- [Records for the exercise]:

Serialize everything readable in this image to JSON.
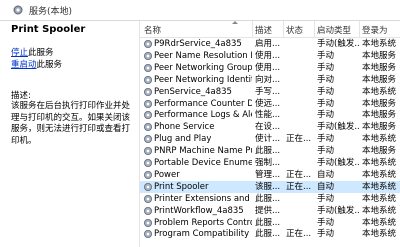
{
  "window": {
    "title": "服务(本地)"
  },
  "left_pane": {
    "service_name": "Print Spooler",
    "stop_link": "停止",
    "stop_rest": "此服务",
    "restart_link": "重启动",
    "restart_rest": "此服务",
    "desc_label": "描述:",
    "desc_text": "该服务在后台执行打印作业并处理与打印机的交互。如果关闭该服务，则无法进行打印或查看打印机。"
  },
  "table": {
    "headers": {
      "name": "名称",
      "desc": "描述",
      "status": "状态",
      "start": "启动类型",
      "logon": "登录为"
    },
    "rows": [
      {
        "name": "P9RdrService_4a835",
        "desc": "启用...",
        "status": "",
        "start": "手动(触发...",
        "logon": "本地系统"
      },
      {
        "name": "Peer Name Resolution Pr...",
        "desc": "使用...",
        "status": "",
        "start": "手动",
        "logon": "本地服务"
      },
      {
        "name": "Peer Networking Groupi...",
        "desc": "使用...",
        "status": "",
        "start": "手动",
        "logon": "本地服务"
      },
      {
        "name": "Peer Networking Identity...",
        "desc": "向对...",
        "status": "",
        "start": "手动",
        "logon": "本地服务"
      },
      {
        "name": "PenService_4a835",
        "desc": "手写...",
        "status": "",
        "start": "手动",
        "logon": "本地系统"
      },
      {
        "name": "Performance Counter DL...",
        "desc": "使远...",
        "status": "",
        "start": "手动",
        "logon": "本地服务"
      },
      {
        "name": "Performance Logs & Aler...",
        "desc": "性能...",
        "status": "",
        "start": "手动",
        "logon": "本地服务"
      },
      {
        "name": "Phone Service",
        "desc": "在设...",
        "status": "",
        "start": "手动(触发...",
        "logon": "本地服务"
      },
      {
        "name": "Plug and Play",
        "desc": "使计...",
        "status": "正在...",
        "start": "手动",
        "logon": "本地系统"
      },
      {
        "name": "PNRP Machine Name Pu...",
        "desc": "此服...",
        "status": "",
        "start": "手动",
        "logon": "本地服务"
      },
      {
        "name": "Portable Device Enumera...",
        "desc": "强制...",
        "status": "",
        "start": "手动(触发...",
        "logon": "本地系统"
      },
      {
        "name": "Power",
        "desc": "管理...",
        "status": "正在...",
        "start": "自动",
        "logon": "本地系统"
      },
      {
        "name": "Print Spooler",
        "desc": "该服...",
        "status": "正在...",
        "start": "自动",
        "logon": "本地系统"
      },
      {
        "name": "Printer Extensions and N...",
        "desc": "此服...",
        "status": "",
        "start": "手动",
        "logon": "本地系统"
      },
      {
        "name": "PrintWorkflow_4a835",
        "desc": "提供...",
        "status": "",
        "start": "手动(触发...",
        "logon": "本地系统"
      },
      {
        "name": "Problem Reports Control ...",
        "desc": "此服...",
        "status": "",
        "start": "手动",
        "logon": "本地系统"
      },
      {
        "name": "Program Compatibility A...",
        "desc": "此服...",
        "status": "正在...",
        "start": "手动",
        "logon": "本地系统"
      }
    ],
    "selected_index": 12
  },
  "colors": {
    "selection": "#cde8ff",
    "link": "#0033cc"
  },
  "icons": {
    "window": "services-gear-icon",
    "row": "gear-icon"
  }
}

- [Description of the task]: Reproduce the whole listing word for word, setting aside any pictures.

- [The completed task]:
Serialize everything readable in this image to JSON.
{
  "window": {
    "title": "服务(本地)"
  },
  "left_pane": {
    "service_name": "Print Spooler",
    "stop_link": "停止",
    "stop_rest": "此服务",
    "restart_link": "重启动",
    "restart_rest": "此服务",
    "desc_label": "描述:",
    "desc_text": "该服务在后台执行打印作业并处理与打印机的交互。如果关闭该服务，则无法进行打印或查看打印机。"
  },
  "table": {
    "headers": {
      "name": "名称",
      "desc": "描述",
      "status": "状态",
      "start": "启动类型",
      "logon": "登录为"
    },
    "rows": [
      {
        "name": "P9RdrService_4a835",
        "desc": "启用...",
        "status": "",
        "start": "手动(触发...",
        "logon": "本地系统"
      },
      {
        "name": "Peer Name Resolution Pr...",
        "desc": "使用...",
        "status": "",
        "start": "手动",
        "logon": "本地服务"
      },
      {
        "name": "Peer Networking Groupi...",
        "desc": "使用...",
        "status": "",
        "start": "手动",
        "logon": "本地服务"
      },
      {
        "name": "Peer Networking Identity...",
        "desc": "向对...",
        "status": "",
        "start": "手动",
        "logon": "本地服务"
      },
      {
        "name": "PenService_4a835",
        "desc": "手写...",
        "status": "",
        "start": "手动",
        "logon": "本地系统"
      },
      {
        "name": "Performance Counter DL...",
        "desc": "使远...",
        "status": "",
        "start": "手动",
        "logon": "本地服务"
      },
      {
        "name": "Performance Logs & Aler...",
        "desc": "性能...",
        "status": "",
        "start": "手动",
        "logon": "本地服务"
      },
      {
        "name": "Phone Service",
        "desc": "在设...",
        "status": "",
        "start": "手动(触发...",
        "logon": "本地服务"
      },
      {
        "name": "Plug and Play",
        "desc": "使计...",
        "status": "正在...",
        "start": "手动",
        "logon": "本地系统"
      },
      {
        "name": "PNRP Machine Name Pu...",
        "desc": "此服...",
        "status": "",
        "start": "手动",
        "logon": "本地服务"
      },
      {
        "name": "Portable Device Enumera...",
        "desc": "强制...",
        "status": "",
        "start": "手动(触发...",
        "logon": "本地系统"
      },
      {
        "name": "Power",
        "desc": "管理...",
        "status": "正在...",
        "start": "自动",
        "logon": "本地系统"
      },
      {
        "name": "Print Spooler",
        "desc": "该服...",
        "status": "正在...",
        "start": "自动",
        "logon": "本地系统"
      },
      {
        "name": "Printer Extensions and N...",
        "desc": "此服...",
        "status": "",
        "start": "手动",
        "logon": "本地系统"
      },
      {
        "name": "PrintWorkflow_4a835",
        "desc": "提供...",
        "status": "",
        "start": "手动(触发...",
        "logon": "本地系统"
      },
      {
        "name": "Problem Reports Control ...",
        "desc": "此服...",
        "status": "",
        "start": "手动",
        "logon": "本地系统"
      },
      {
        "name": "Program Compatibility A...",
        "desc": "此服...",
        "status": "正在...",
        "start": "手动",
        "logon": "本地系统"
      }
    ],
    "selected_index": 12
  },
  "colors": {
    "selection": "#cde8ff",
    "link": "#0033cc"
  },
  "icons": {
    "window": "services-gear-icon",
    "row": "gear-icon"
  }
}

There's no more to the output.